**Material for this task:**

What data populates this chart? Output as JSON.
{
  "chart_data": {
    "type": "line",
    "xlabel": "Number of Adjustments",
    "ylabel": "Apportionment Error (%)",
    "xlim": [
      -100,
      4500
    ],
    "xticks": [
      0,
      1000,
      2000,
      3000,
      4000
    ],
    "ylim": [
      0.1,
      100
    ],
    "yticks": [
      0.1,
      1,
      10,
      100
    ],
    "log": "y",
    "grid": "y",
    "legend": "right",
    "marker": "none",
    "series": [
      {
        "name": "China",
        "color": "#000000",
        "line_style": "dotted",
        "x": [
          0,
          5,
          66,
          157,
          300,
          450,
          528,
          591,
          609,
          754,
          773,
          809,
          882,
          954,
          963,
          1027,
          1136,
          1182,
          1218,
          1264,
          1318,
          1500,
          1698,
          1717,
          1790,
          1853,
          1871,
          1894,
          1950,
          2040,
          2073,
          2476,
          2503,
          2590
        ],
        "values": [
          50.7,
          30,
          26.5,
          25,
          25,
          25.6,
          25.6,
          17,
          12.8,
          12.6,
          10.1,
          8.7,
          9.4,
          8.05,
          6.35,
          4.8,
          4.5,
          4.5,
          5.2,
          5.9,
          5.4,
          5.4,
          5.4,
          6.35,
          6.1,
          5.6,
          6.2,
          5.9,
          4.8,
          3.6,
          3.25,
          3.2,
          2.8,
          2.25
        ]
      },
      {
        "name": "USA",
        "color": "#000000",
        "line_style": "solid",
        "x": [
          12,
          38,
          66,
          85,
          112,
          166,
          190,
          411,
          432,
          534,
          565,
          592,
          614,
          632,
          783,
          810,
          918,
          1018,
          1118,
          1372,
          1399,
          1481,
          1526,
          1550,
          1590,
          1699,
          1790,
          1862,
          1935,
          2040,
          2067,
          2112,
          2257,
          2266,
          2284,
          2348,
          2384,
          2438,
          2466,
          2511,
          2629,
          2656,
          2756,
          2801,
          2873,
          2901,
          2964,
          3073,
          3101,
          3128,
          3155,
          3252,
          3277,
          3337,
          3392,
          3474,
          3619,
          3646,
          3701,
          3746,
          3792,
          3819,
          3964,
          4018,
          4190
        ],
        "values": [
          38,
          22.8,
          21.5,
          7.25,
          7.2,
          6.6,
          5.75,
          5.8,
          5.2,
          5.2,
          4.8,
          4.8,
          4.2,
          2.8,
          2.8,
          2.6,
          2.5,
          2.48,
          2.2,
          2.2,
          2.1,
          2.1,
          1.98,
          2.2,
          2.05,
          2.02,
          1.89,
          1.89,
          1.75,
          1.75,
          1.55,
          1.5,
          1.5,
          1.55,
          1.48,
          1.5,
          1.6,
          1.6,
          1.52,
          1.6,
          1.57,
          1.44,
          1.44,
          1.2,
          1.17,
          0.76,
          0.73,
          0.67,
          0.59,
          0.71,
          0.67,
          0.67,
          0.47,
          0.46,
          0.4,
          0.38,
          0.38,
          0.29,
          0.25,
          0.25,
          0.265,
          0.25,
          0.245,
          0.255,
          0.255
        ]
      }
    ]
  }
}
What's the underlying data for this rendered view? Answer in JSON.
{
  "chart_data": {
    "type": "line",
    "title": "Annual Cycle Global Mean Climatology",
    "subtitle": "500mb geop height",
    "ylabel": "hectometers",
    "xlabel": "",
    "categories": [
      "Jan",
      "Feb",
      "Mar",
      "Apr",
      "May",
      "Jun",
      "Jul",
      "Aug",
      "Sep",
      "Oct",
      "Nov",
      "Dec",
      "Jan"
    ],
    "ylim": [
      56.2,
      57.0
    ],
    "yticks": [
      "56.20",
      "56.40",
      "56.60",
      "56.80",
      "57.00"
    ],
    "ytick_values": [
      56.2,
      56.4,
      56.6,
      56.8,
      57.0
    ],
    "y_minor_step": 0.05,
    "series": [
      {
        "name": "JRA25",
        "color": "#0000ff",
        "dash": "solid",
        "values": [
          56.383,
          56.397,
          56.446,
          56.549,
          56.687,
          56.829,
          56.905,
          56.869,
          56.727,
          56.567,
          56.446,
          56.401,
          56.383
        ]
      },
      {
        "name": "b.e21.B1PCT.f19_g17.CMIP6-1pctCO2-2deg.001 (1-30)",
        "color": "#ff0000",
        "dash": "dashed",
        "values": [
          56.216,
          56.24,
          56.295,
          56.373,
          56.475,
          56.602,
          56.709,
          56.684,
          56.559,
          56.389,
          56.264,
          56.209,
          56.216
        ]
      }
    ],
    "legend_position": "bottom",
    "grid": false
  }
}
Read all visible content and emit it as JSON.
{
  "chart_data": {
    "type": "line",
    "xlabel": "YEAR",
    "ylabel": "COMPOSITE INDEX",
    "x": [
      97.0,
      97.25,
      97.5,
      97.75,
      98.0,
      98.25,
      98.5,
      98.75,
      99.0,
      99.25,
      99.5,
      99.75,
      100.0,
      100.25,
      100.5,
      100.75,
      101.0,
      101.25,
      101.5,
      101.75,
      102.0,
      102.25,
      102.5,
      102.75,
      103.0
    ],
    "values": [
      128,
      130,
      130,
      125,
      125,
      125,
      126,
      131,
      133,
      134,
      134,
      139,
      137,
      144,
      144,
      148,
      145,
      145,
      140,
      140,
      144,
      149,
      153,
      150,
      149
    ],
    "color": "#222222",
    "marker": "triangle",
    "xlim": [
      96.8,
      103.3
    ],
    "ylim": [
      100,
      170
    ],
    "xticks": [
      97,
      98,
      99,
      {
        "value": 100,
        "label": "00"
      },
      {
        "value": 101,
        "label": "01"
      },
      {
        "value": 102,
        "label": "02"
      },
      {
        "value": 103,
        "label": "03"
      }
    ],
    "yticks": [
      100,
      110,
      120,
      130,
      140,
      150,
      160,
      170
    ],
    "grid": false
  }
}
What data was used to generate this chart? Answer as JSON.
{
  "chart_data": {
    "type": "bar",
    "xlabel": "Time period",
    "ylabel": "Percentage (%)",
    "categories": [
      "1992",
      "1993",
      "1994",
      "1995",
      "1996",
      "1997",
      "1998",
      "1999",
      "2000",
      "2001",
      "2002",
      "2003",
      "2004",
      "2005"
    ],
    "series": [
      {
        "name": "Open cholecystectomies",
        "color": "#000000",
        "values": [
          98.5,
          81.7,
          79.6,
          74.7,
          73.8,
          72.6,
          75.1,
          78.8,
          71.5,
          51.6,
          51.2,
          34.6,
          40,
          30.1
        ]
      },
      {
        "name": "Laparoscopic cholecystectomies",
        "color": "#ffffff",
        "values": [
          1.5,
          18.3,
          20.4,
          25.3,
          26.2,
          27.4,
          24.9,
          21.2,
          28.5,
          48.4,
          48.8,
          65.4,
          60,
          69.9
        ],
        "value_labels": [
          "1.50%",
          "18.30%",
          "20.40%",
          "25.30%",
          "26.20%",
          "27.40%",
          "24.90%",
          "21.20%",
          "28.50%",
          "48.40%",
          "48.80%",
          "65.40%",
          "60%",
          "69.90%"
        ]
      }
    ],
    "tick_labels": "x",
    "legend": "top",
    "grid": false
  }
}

**Direction:** Which lines hold the word "xlabel"? Copy every one of them.

**Correct answer:**
    "xlabel": "Number of Adjustments",
    "xlabel": "",
    "xlabel": "YEAR",
    "xlabel": "Time period",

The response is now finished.